- WHAT YOU WILL DO -
A) Condense the paragraph of the extract that begins "The linear probe was very helpful here" into a short bulleted list that keeps its main facts.
B) Reproduce the stretch of the extract from "The linear probe" through "Diagnostic or therapeutic?" word for word.

- EXTRACT -
- Opening Delimiter -
Hidradenitis suppurativa – incise or not?

I have previously been frustrated with Hidradenitis – what seems like a abscess that is going to yield pus and is worth draining was only a mass of scar when you incise it in these unfortunate people plagued by repeated abscesses. When this patient presented with two larger, very tender but non-fluctuant masses in a field of smaller inflamed nodules in the axilla the question was – is there frank pus here to incise and drain, or can I be sure antibiotics alone with resolve this?

The linear probe was very helpful here – yes there was a true pus filled collection and the registrar and myself proceeded to drainage which produced laudable pus. A small, simple POCUS win. Next time I would use a standoff to get a bit more skin definition but this image represents a nice hypoechoic collection with ring enhancement and a ring down artifact deep to the abscess.


Diagnostic or therapeutic?

This is a new patient, 58 female who presents with acute on chronic left hip pain. She is slow to rise from the waiting room chair and limps to approach my room.  She describes two months of increasing left hip pain.
- Closing Delimiter -
- MATERIAL SHOWN -
- Opening Delimiter -
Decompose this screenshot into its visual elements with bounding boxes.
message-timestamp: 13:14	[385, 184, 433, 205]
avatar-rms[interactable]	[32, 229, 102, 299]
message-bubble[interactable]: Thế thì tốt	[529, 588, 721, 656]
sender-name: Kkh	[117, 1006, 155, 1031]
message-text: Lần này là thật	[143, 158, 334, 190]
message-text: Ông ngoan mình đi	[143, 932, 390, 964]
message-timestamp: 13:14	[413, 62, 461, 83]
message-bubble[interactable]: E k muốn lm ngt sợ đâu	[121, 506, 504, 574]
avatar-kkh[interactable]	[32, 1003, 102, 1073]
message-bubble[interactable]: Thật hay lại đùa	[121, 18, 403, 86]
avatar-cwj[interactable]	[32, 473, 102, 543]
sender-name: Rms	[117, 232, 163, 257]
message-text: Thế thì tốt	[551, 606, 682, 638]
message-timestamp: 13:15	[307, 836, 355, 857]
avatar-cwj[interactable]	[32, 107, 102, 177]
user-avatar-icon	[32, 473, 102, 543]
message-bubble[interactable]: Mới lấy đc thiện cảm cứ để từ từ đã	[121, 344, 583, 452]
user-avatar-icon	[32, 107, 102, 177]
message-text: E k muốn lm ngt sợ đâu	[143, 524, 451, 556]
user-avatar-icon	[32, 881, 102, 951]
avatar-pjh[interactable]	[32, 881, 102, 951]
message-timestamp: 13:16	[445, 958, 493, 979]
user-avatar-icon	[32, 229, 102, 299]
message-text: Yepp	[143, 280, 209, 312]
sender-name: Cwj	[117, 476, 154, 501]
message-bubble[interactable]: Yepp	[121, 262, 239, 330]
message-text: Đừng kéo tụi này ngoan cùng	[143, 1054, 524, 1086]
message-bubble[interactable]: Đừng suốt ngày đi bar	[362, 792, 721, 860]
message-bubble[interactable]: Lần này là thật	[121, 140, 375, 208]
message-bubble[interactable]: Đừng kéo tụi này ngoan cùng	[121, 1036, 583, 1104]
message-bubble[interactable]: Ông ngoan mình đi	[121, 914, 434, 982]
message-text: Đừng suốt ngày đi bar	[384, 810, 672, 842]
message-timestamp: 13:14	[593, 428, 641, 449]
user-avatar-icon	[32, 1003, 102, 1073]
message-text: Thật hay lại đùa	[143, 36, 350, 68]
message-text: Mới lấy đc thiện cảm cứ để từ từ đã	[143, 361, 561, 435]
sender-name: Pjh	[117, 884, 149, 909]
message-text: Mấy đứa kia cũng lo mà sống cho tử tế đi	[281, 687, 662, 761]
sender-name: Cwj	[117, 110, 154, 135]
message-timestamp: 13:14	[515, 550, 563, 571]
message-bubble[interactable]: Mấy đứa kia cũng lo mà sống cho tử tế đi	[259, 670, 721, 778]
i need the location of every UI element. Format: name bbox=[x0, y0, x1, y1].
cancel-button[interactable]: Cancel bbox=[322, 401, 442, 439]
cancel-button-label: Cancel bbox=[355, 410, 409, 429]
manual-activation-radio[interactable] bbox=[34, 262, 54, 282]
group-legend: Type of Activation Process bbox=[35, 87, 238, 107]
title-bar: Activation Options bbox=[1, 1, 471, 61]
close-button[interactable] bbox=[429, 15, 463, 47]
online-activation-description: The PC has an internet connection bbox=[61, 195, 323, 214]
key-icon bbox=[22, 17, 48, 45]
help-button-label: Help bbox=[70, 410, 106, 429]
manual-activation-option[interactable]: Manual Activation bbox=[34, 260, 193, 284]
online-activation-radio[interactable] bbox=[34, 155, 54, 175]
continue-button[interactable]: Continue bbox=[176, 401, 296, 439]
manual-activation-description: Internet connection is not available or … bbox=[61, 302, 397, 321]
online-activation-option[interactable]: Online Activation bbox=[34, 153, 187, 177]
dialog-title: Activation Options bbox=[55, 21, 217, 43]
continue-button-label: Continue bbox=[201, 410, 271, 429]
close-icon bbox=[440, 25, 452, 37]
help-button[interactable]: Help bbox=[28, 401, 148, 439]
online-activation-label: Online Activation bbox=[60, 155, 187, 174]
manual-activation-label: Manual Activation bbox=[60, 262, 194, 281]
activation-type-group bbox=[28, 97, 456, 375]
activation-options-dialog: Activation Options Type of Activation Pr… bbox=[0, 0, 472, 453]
- Closing Delimiter -
- YOUR RESPONSES -
A)
- The linear probe confirmed a true pus-filled collection.
- The registrar and the author drained it, producing laudable pus.
- This was a small, simple POCUS win.
- Next time the author would use a standoff for better skin definition.
- The image shows a hypoechoic collection with ring enhancement and a ring down artifact deep to the abscess.

B)
The linear probe was very helpful here – yes there was a true pus filled collection and the registrar and myself proceeded to drainage which produced laudable pus. A small, simple POCUS win. Next time I would use a standoff to get a bit more skin definition but this image represents a nice hypoechoic collection with ring enhancement and a ring down artifact deep to the abscess.


Diagnostic or therapeutic?